Textauszug
========

Interview mit der neuen Stadträtin für Stadtentwicklung im Bezirk Mitte, Dorothee Dubrau (für Bündnis 90/Grüne)

Frau Dubrau, Sie waren schon 1990 bis 1995 Baustadträtin in Mitte. Nach fünf Jahren in Prenzlauer Berg sind Sie nun als Stadtentwicklungsstadträtin sozusagen zurückgekehrt. Seitdem hat sich einiges verändert.

Für das Bauen sind fünf Jahre kein so wahnsinnig langer Zeitraum. Es gibt eine ganze Menge Sachen, über die wir schon vor fünf Jahren diskutiert haben und die immer noch nicht weiter sind. Bei anderen Sachen, die damals in
den Planungsvorbereitungen gewesen sind, werden jetzt die ersten Baumaßnahmen durchgeführt.

Das vormalige Bauamt ist nun auf zwei Stadträte verteilt worden. Ergeben sich daraus Probleme in der Kompetenzenabgrenzung?

========

Aufgeführte Einträge

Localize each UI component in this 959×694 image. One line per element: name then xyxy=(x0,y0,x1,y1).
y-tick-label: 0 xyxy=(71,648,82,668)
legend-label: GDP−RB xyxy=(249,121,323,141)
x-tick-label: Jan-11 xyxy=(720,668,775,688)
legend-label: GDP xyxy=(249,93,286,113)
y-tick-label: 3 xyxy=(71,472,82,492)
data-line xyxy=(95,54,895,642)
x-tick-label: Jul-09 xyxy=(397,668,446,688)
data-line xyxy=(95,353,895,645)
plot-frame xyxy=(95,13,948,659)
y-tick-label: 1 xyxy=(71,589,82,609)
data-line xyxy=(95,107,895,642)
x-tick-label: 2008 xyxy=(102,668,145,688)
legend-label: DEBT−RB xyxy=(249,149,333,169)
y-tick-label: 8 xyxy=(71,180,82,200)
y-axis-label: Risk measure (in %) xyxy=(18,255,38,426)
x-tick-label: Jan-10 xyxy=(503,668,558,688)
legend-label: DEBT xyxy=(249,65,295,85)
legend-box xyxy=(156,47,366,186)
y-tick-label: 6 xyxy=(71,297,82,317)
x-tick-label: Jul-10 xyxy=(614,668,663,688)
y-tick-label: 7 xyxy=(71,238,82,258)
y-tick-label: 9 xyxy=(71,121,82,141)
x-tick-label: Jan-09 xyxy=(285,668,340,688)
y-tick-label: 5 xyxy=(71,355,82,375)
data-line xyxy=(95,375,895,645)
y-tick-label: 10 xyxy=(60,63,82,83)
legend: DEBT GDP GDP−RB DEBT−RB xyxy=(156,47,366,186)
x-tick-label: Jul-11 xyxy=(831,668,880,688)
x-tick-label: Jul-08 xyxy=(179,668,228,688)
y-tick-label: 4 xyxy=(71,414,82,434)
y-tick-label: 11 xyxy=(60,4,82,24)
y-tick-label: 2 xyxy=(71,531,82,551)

========

Aufgaben und Übungen
1. Ändere in allen Zeilen von Block 1 jedes „data-line“ in „plot-line“ und gib die Zeilen sonst unverändert wieder.
2. Schreibe das Interview mit der Stadträtin für Stadtentwicklung im Bezirk Mitte im Anschluss an die letzte Frage weiter.
Der Text und die Zeilen haben inhaltlich nichts miteinander zu tun.

Lösungen je Aufgabe
1.
Localize each UI component in this 959×694 image. One line per element: name then xyxy=(x0,y0,x1,y1).
y-tick-label: 0 xyxy=(71,648,82,668)
legend-label: GDP−RB xyxy=(249,121,323,141)
x-tick-label: Jan-11 xyxy=(720,668,775,688)
legend-label: GDP xyxy=(249,93,286,113)
y-tick-label: 3 xyxy=(71,472,82,492)
plot-line xyxy=(95,54,895,642)
x-tick-label: Jul-09 xyxy=(397,668,446,688)
plot-line xyxy=(95,353,895,645)
plot-frame xyxy=(95,13,948,659)
y-tick-label: 1 xyxy=(71,589,82,609)
plot-line xyxy=(95,107,895,642)
x-tick-label: 2008 xyxy=(102,668,145,688)
legend-label: DEBT−RB xyxy=(249,149,333,169)
y-tick-label: 8 xyxy=(71,180,82,200)
y-axis-label: Risk measure (in %) xyxy=(18,255,38,426)
x-tick-label: Jan-10 xyxy=(503,668,558,688)
legend-label: DEBT xyxy=(249,65,295,85)
legend-box xyxy=(156,47,366,186)
y-tick-label: 6 xyxy=(71,297,82,317)
x-tick-label: Jul-10 xyxy=(614,668,663,688)
y-tick-label: 7 xyxy=(71,238,82,258)
y-tick-label: 9 xyxy=(71,121,82,141)
x-tick-label: Jan-09 xyxy=(285,668,340,688)
y-tick-label: 5 xyxy=(71,355,82,375)
plot-line xyxy=(95,375,895,645)
y-tick-label: 10 xyxy=(60,63,82,83)
legend: DEBT GDP GDP−RB DEBT−RB xyxy=(156,47,366,186)
x-tick-label: Jul-11 xyxy=(831,668,880,688)
x-tick-label: Jul-08 xyxy=(179,668,228,688)
y-tick-label: 4 xyxy=(71,414,82,434)
y-tick-label: 11 xyxy=(60,4,82,24)
y-tick-label: 2 xyxy=(71,531,82,551)

2.
Wenn man mal vom Wohnungsamt absieht, sind das im wesentlichen zwei Bereiche. Das Bauen ist bei Herrn Lamprecht und die Planung liegt bei mir. Es ist schwierig, in jedem einzelnen Fall die Schnittstelle zu finden. Dass es da nicht zu Verlusten bei der Arbeit kommt, kann nur gelingen, wenn es eine abteilungsübergreifende Zusammenarbeit gibt.

Wo sind in den nächsten vier Jahren die Schwerpunkte Ihrer Arbeit?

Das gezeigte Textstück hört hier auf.